(Exercise):
Your task is to transcribe all of the data below exactly, omitting the images.
***** Data in this exercise
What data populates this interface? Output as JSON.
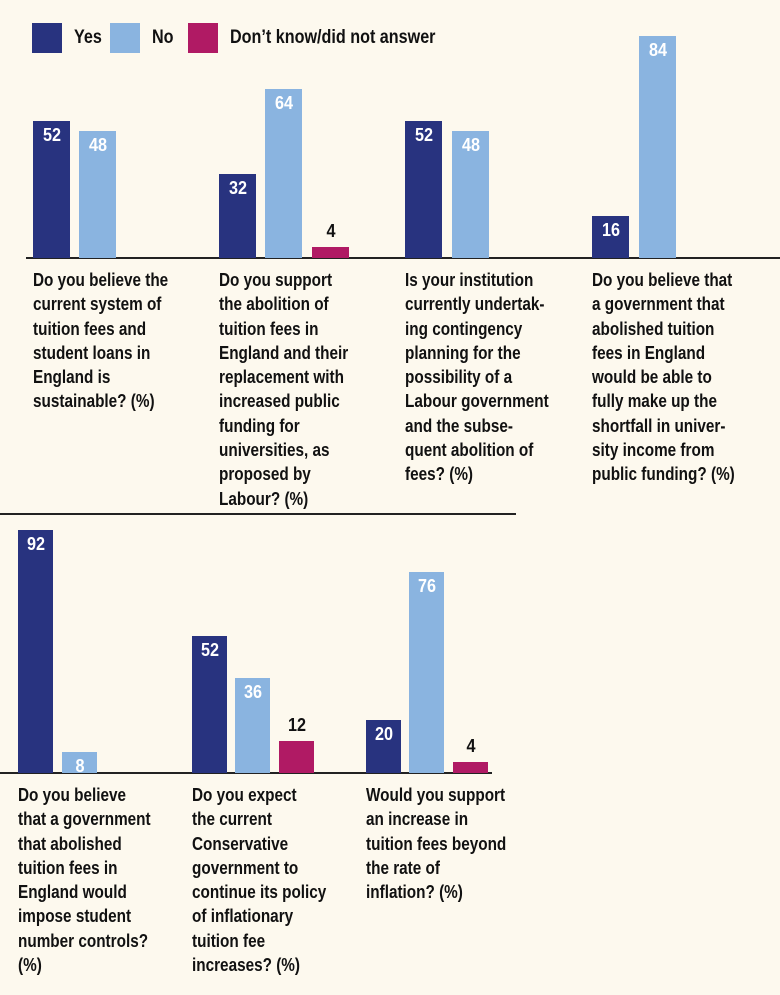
{
  "colors": {
    "yes": "#28337f",
    "no": "#8ab4e0",
    "dont_know": "#b01a64"
  },
  "legend": [
    {
      "key": "yes",
      "label": "Yes"
    },
    {
      "key": "no",
      "label": "No"
    },
    {
      "key": "dont_know",
      "label": "Don’t know/did not answer"
    }
  ],
  "chart_data": [
    {
      "type": "bar",
      "ylabel": "%",
      "ylim": [
        0,
        100
      ],
      "series_names": [
        "Yes",
        "No",
        "Don’t know/did not answer"
      ],
      "values": [
        52,
        48,
        null
      ],
      "question_lines": [
        "Do you believe the",
        "current system of",
        "tuition fees and",
        "student loans in",
        "England is",
        "sustainable? (%)"
      ]
    },
    {
      "type": "bar",
      "ylabel": "%",
      "ylim": [
        0,
        100
      ],
      "series_names": [
        "Yes",
        "No",
        "Don’t know/did not answer"
      ],
      "values": [
        32,
        64,
        4
      ],
      "question_lines": [
        "Do you support",
        "the abolition of",
        "tuition fees in",
        "England and their",
        "replacement with",
        "increased public",
        "funding for",
        "universities, as",
        "proposed by",
        "Labour? (%)"
      ]
    },
    {
      "type": "bar",
      "ylabel": "%",
      "ylim": [
        0,
        100
      ],
      "series_names": [
        "Yes",
        "No",
        "Don’t know/did not answer"
      ],
      "values": [
        52,
        48,
        null
      ],
      "question_lines": [
        "Is your institution",
        "currently undertak-",
        "ing contingency",
        "planning for the",
        "possibility of a",
        "Labour government",
        "and the subse-",
        "quent abolition of",
        "fees? (%)"
      ]
    },
    {
      "type": "bar",
      "ylabel": "%",
      "ylim": [
        0,
        100
      ],
      "series_names": [
        "Yes",
        "No",
        "Don’t know/did not answer"
      ],
      "values": [
        16,
        84,
        null
      ],
      "question_lines": [
        "Do you believe that",
        "a government that",
        "abolished tuition",
        "fees in England",
        "would be able to",
        "fully make up the",
        "shortfall in univer-",
        "sity income from",
        "public funding? (%)"
      ]
    },
    {
      "type": "bar",
      "ylabel": "%",
      "ylim": [
        0,
        100
      ],
      "series_names": [
        "Yes",
        "No",
        "Don’t know/did not answer"
      ],
      "values": [
        92,
        8,
        null
      ],
      "question_lines": [
        "Do you believe",
        "that a government",
        "that abolished",
        "tuition fees in",
        "England would",
        "impose student",
        "number controls?",
        "(%)"
      ]
    },
    {
      "type": "bar",
      "ylabel": "%",
      "ylim": [
        0,
        100
      ],
      "series_names": [
        "Yes",
        "No",
        "Don’t know/did not answer"
      ],
      "values": [
        52,
        36,
        12
      ],
      "question_lines": [
        "Do you expect",
        "the current",
        "Conservative",
        "government to",
        "continue its policy",
        "of inflationary",
        "tuition fee",
        "increases? (%)"
      ]
    },
    {
      "type": "bar",
      "ylabel": "%",
      "ylim": [
        0,
        100
      ],
      "series_names": [
        "Yes",
        "No",
        "Don’t know/did not answer"
      ],
      "values": [
        20,
        76,
        4
      ],
      "question_lines": [
        "Would you support",
        "an increase in",
        "tuition fees beyond",
        "the rate of",
        "inflation? (%)"
      ]
    }
  ]
}
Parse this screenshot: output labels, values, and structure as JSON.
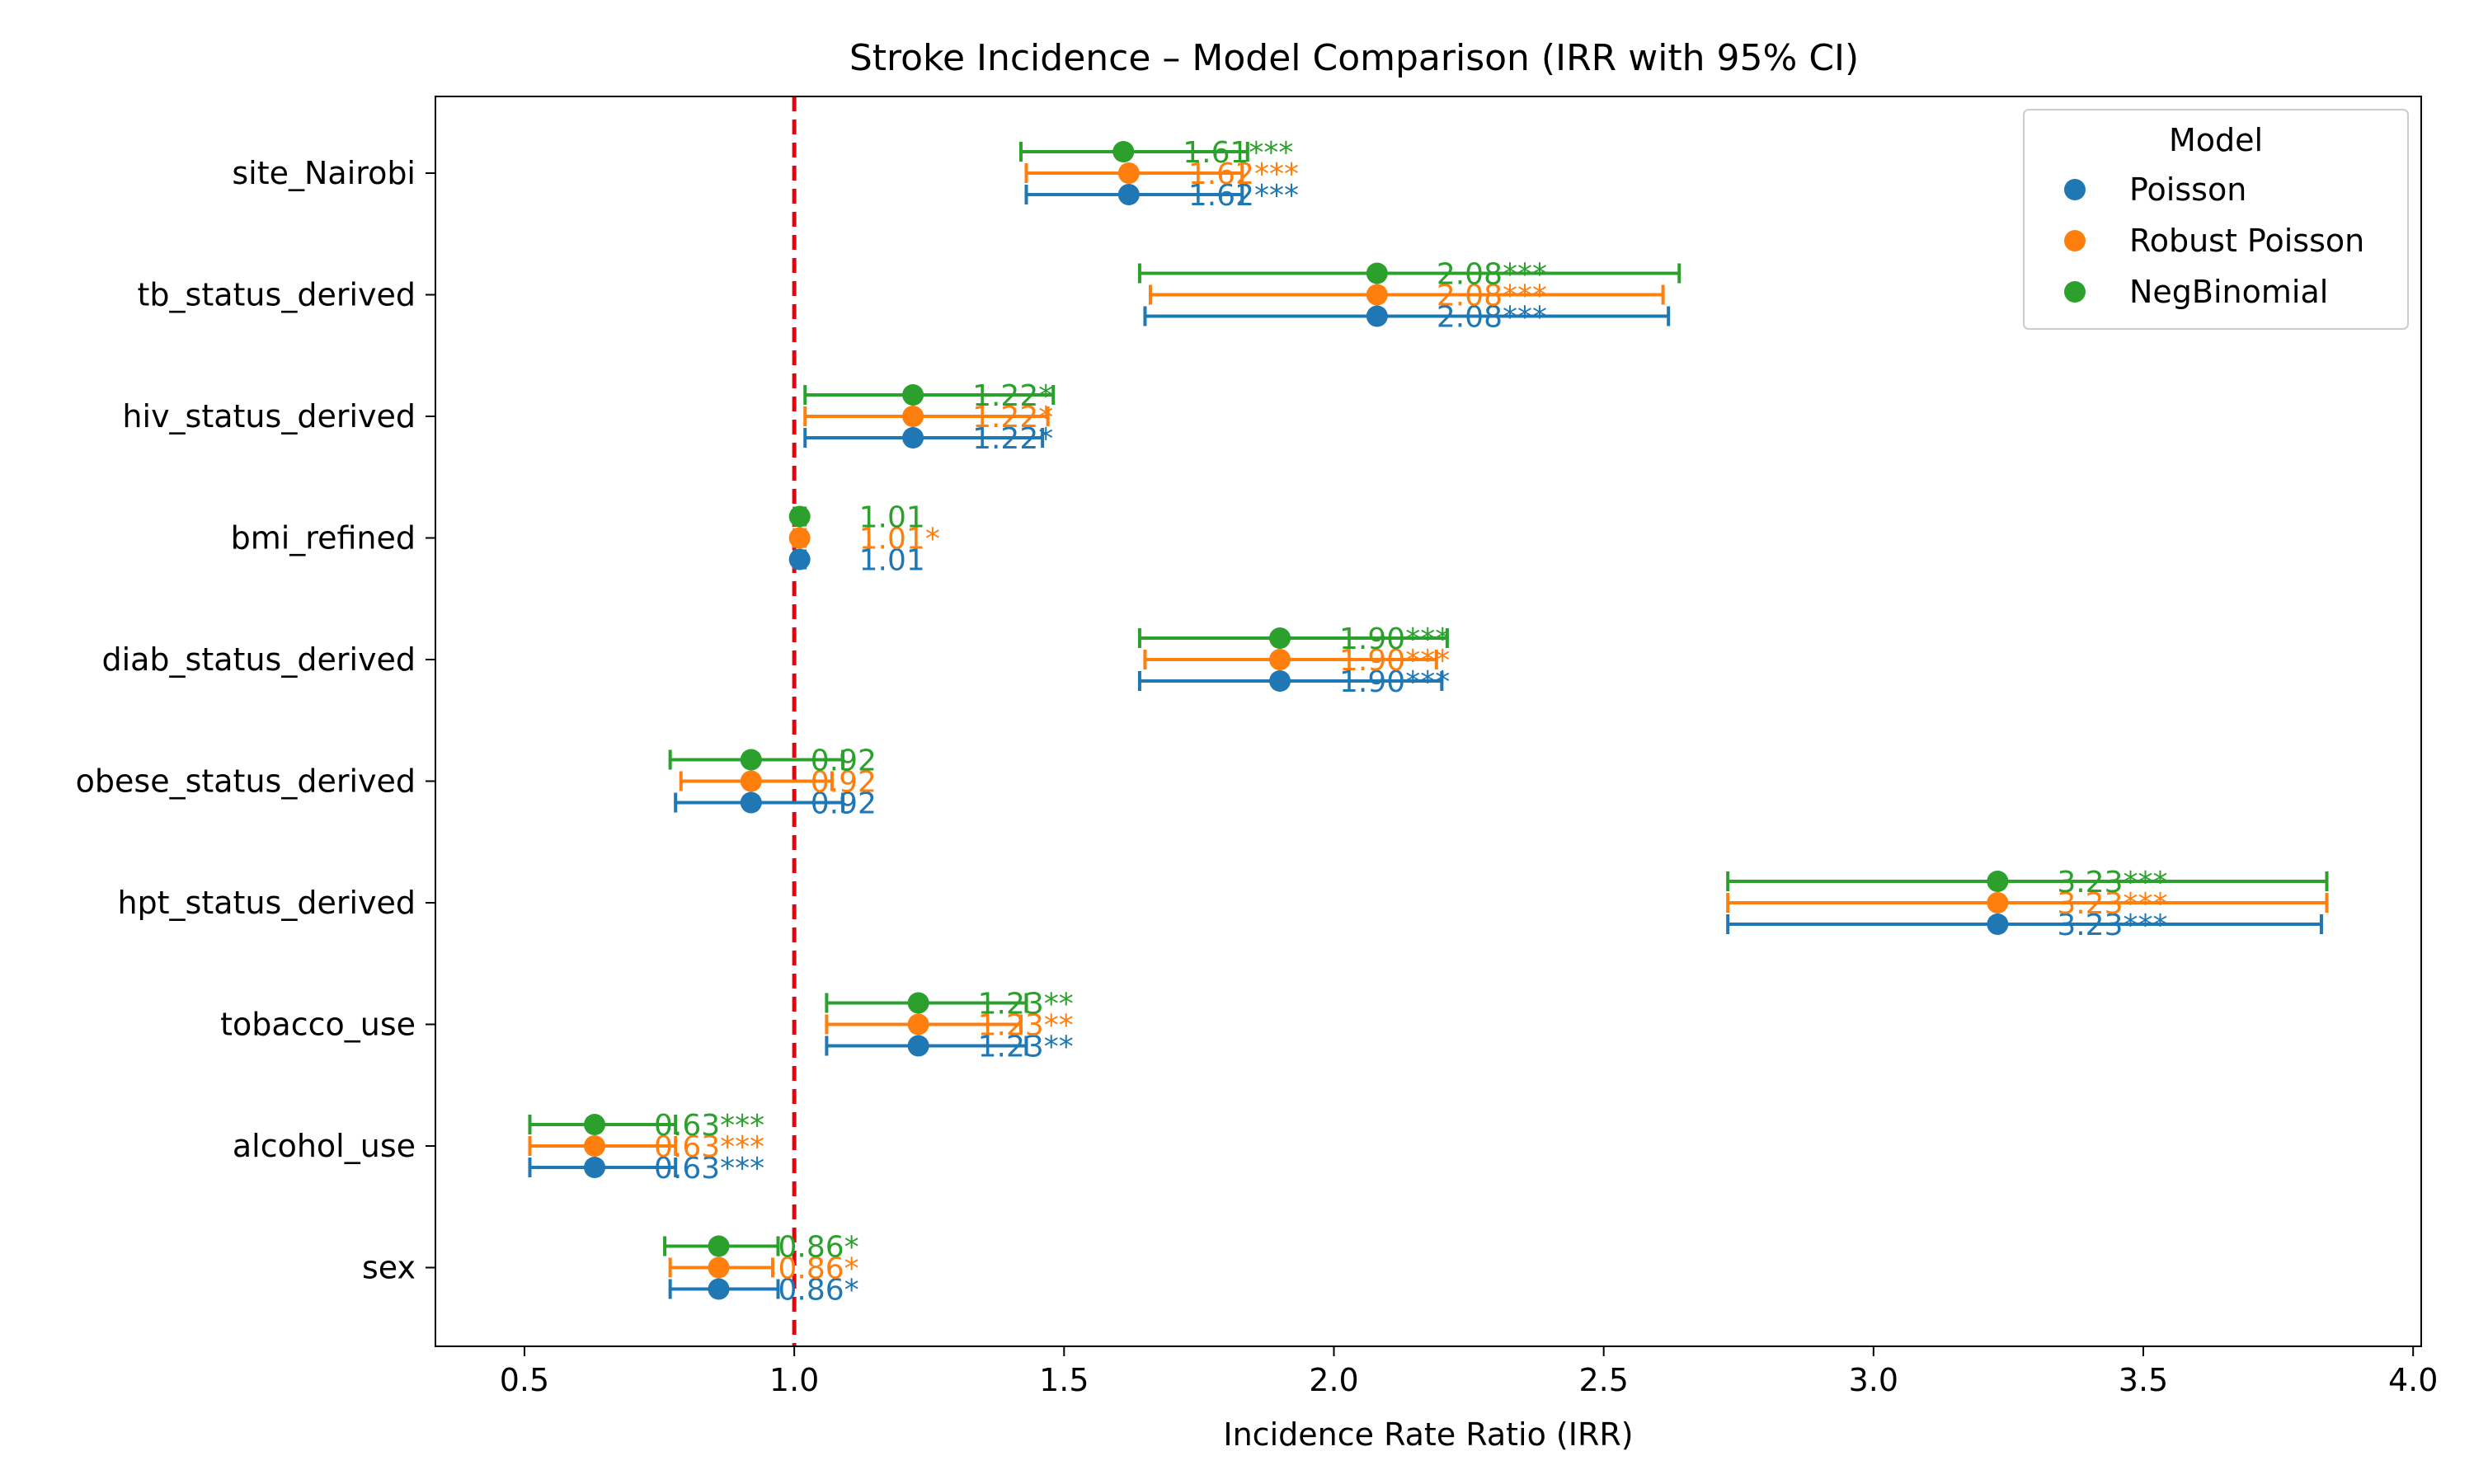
{
  "chart_data": {
    "type": "scatter",
    "subtype": "forest-plot",
    "title": "Stroke Incidence – Model Comparison (IRR with 95% CI)",
    "xlabel": "Incidence Rate Ratio (IRR)",
    "ylabel": "",
    "xlim": [
      0.335,
      4.015
    ],
    "xticks": [
      0.5,
      1.0,
      1.5,
      2.0,
      2.5,
      3.0,
      3.5,
      4.0
    ],
    "xtick_labels": [
      "0.5",
      "1.0",
      "1.5",
      "2.0",
      "2.5",
      "3.0",
      "3.5",
      "4.0"
    ],
    "reference_line": {
      "x": 1.0,
      "color": "#e8000b",
      "style": "dashed"
    },
    "grid": false,
    "legend": {
      "title": "Model",
      "placement": "top-right"
    },
    "categories": [
      "site_Nairobi",
      "tb_status_derived",
      "hiv_status_derived",
      "bmi_refined",
      "diab_status_derived",
      "obese_status_derived",
      "hpt_status_derived",
      "tobacco_use",
      "alcohol_use",
      "sex"
    ],
    "series": [
      {
        "name": "Poisson",
        "color": "#1f77b4",
        "irr": [
          1.62,
          2.08,
          1.22,
          1.01,
          1.9,
          0.92,
          3.23,
          1.23,
          0.63,
          0.86
        ],
        "ci_low": [
          1.43,
          1.65,
          1.02,
          1.0,
          1.64,
          0.78,
          2.73,
          1.06,
          0.51,
          0.77
        ],
        "ci_high": [
          1.83,
          2.62,
          1.46,
          1.02,
          2.2,
          1.09,
          3.83,
          1.43,
          0.78,
          0.97
        ],
        "labels": [
          "1.62***",
          "2.08***",
          "1.22*",
          "1.01",
          "1.90***",
          "0.92",
          "3.23***",
          "1.23**",
          "0.63***",
          "0.86*"
        ]
      },
      {
        "name": "Robust Poisson",
        "color": "#ff7f0e",
        "irr": [
          1.62,
          2.08,
          1.22,
          1.01,
          1.9,
          0.92,
          3.23,
          1.23,
          0.63,
          0.86
        ],
        "ci_low": [
          1.43,
          1.66,
          1.02,
          1.0,
          1.65,
          0.79,
          2.73,
          1.06,
          0.51,
          0.77
        ],
        "ci_high": [
          1.83,
          2.61,
          1.47,
          1.02,
          2.19,
          1.07,
          3.84,
          1.42,
          0.78,
          0.96
        ],
        "labels": [
          "1.62***",
          "2.08***",
          "1.22*",
          "1.01*",
          "1.90***",
          "0.92",
          "3.23***",
          "1.23**",
          "0.63***",
          "0.86*"
        ]
      },
      {
        "name": "NegBinomial",
        "color": "#2ca02c",
        "irr": [
          1.61,
          2.08,
          1.22,
          1.01,
          1.9,
          0.92,
          3.23,
          1.23,
          0.63,
          0.86
        ],
        "ci_low": [
          1.42,
          1.64,
          1.02,
          1.0,
          1.64,
          0.77,
          2.73,
          1.06,
          0.51,
          0.76
        ],
        "ci_high": [
          1.84,
          2.64,
          1.48,
          1.02,
          2.21,
          1.09,
          3.84,
          1.43,
          0.78,
          0.97
        ],
        "labels": [
          "1.61***",
          "2.08***",
          "1.22*",
          "1.01",
          "1.90***",
          "0.92",
          "3.23***",
          "1.23**",
          "0.63***",
          "0.86*"
        ]
      }
    ]
  }
}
**********
(The response):
What data populates this interface? Output as JSON.
{
  "colors": {
    "yes": "#28337f",
    "no": "#8ab4e0",
    "dont_know": "#b01a64"
  },
  "legend": [
    {
      "key": "yes",
      "label": "Yes"
    },
    {
      "key": "no",
      "label": "No"
    },
    {
      "key": "dont_know",
      "label": "Don’t know/did not answer"
    }
  ],
  "chart_data": [
    {
      "type": "bar",
      "ylabel": "%",
      "ylim": [
        0,
        100
      ],
      "series_names": [
        "Yes",
        "No",
        "Don’t know/did not answer"
      ],
      "values": [
        52,
        48,
        null
      ],
      "question_lines": [
        "Do you believe the",
        "current system of",
        "tuition fees and",
        "student loans in",
        "England is",
        "sustainable? (%)"
      ]
    },
    {
      "type": "bar",
      "ylabel": "%",
      "ylim": [
        0,
        100
      ],
      "series_names": [
        "Yes",
        "No",
        "Don’t know/did not answer"
      ],
      "values": [
        32,
        64,
        4
      ],
      "question_lines": [
        "Do you support",
        "the abolition of",
        "tuition fees in",
        "England and their",
        "replacement with",
        "increased public",
        "funding for",
        "universities, as",
        "proposed by",
        "Labour? (%)"
      ]
    },
    {
      "type": "bar",
      "ylabel": "%",
      "ylim": [
        0,
        100
      ],
      "series_names": [
        "Yes",
        "No",
        "Don’t know/did not answer"
      ],
      "values": [
        52,
        48,
        null
      ],
      "question_lines": [
        "Is your institution",
        "currently undertak-",
        "ing contingency",
        "planning for the",
        "possibility of a",
        "Labour government",
        "and the subse-",
        "quent abolition of",
        "fees? (%)"
      ]
    },
    {
      "type": "bar",
      "ylabel": "%",
      "ylim": [
        0,
        100
      ],
      "series_names": [
        "Yes",
        "No",
        "Don’t know/did not answer"
      ],
      "values": [
        16,
        84,
        null
      ],
      "question_lines": [
        "Do you believe that",
        "a government that",
        "abolished tuition",
        "fees in England",
        "would be able to",
        "fully make up the",
        "shortfall in univer-",
        "sity income from",
        "public funding? (%)"
      ]
    },
    {
      "type": "bar",
      "ylabel": "%",
      "ylim": [
        0,
        100
      ],
      "series_names": [
        "Yes",
        "No",
        "Don’t know/did not answer"
      ],
      "values": [
        92,
        8,
        null
      ],
      "question_lines": [
        "Do you believe",
        "that a government",
        "that abolished",
        "tuition fees in",
        "England would",
        "impose student",
        "number controls?",
        "(%)"
      ]
    },
    {
      "type": "bar",
      "ylabel": "%",
      "ylim": [
        0,
        100
      ],
      "series_names": [
        "Yes",
        "No",
        "Don’t know/did not answer"
      ],
      "values": [
        52,
        36,
        12
      ],
      "question_lines": [
        "Do you expect",
        "the current",
        "Conservative",
        "government to",
        "continue its policy",
        "of inflationary",
        "tuition fee",
        "increases? (%)"
      ]
    },
    {
      "type": "bar",
      "ylabel": "%",
      "ylim": [
        0,
        100
      ],
      "series_names": [
        "Yes",
        "No",
        "Don’t know/did not answer"
      ],
      "values": [
        20,
        76,
        4
      ],
      "question_lines": [
        "Would you support",
        "an increase in",
        "tuition fees beyond",
        "the rate of",
        "inflation? (%)"
      ]
    }
  ]
}
Parse this screenshot: output labels, values, and structure as JSON.
{
  "chart_data": {
    "type": "scatter",
    "subtype": "forest-plot",
    "title": "Stroke Incidence – Model Comparison (IRR with 95% CI)",
    "xlabel": "Incidence Rate Ratio (IRR)",
    "ylabel": "",
    "xlim": [
      0.335,
      4.015
    ],
    "xticks": [
      0.5,
      1.0,
      1.5,
      2.0,
      2.5,
      3.0,
      3.5,
      4.0
    ],
    "xtick_labels": [
      "0.5",
      "1.0",
      "1.5",
      "2.0",
      "2.5",
      "3.0",
      "3.5",
      "4.0"
    ],
    "reference_line": {
      "x": 1.0,
      "color": "#e8000b",
      "style": "dashed"
    },
    "grid": false,
    "legend": {
      "title": "Model",
      "placement": "top-right"
    },
    "categories": [
      "site_Nairobi",
      "tb_status_derived",
      "hiv_status_derived",
      "bmi_refined",
      "diab_status_derived",
      "obese_status_derived",
      "hpt_status_derived",
      "tobacco_use",
      "alcohol_use",
      "sex"
    ],
    "series": [
      {
        "name": "Poisson",
        "color": "#1f77b4",
        "irr": [
          1.62,
          2.08,
          1.22,
          1.01,
          1.9,
          0.92,
          3.23,
          1.23,
          0.63,
          0.86
        ],
        "ci_low": [
          1.43,
          1.65,
          1.02,
          1.0,
          1.64,
          0.78,
          2.73,
          1.06,
          0.51,
          0.77
        ],
        "ci_high": [
          1.83,
          2.62,
          1.46,
          1.02,
          2.2,
          1.09,
          3.83,
          1.43,
          0.78,
          0.97
        ],
        "labels": [
          "1.62***",
          "2.08***",
          "1.22*",
          "1.01",
          "1.90***",
          "0.92",
          "3.23***",
          "1.23**",
          "0.63***",
          "0.86*"
        ]
      },
      {
        "name": "Robust Poisson",
        "color": "#ff7f0e",
        "irr": [
          1.62,
          2.08,
          1.22,
          1.01,
          1.9,
          0.92,
          3.23,
          1.23,
          0.63,
          0.86
        ],
        "ci_low": [
          1.43,
          1.66,
          1.02,
          1.0,
          1.65,
          0.79,
          2.73,
          1.06,
          0.51,
          0.77
        ],
        "ci_high": [
          1.83,
          2.61,
          1.47,
          1.02,
          2.19,
          1.07,
          3.84,
          1.42,
          0.78,
          0.96
        ],
        "labels": [
          "1.62***",
          "2.08***",
          "1.22*",
          "1.01*",
          "1.90***",
          "0.92",
          "3.23***",
          "1.23**",
          "0.63***",
          "0.86*"
        ]
      },
      {
        "name": "NegBinomial",
        "color": "#2ca02c",
        "irr": [
          1.61,
          2.08,
          1.22,
          1.01,
          1.9,
          0.92,
          3.23,
          1.23,
          0.63,
          0.86
        ],
        "ci_low": [
          1.42,
          1.64,
          1.02,
          1.0,
          1.64,
          0.77,
          2.73,
          1.06,
          0.51,
          0.76
        ],
        "ci_high": [
          1.84,
          2.64,
          1.48,
          1.02,
          2.21,
          1.09,
          3.84,
          1.43,
          0.78,
          0.97
        ],
        "labels": [
          "1.61***",
          "2.08***",
          "1.22*",
          "1.01",
          "1.90***",
          "0.92",
          "3.23***",
          "1.23**",
          "0.63***",
          "0.86*"
        ]
      }
    ]
  }
}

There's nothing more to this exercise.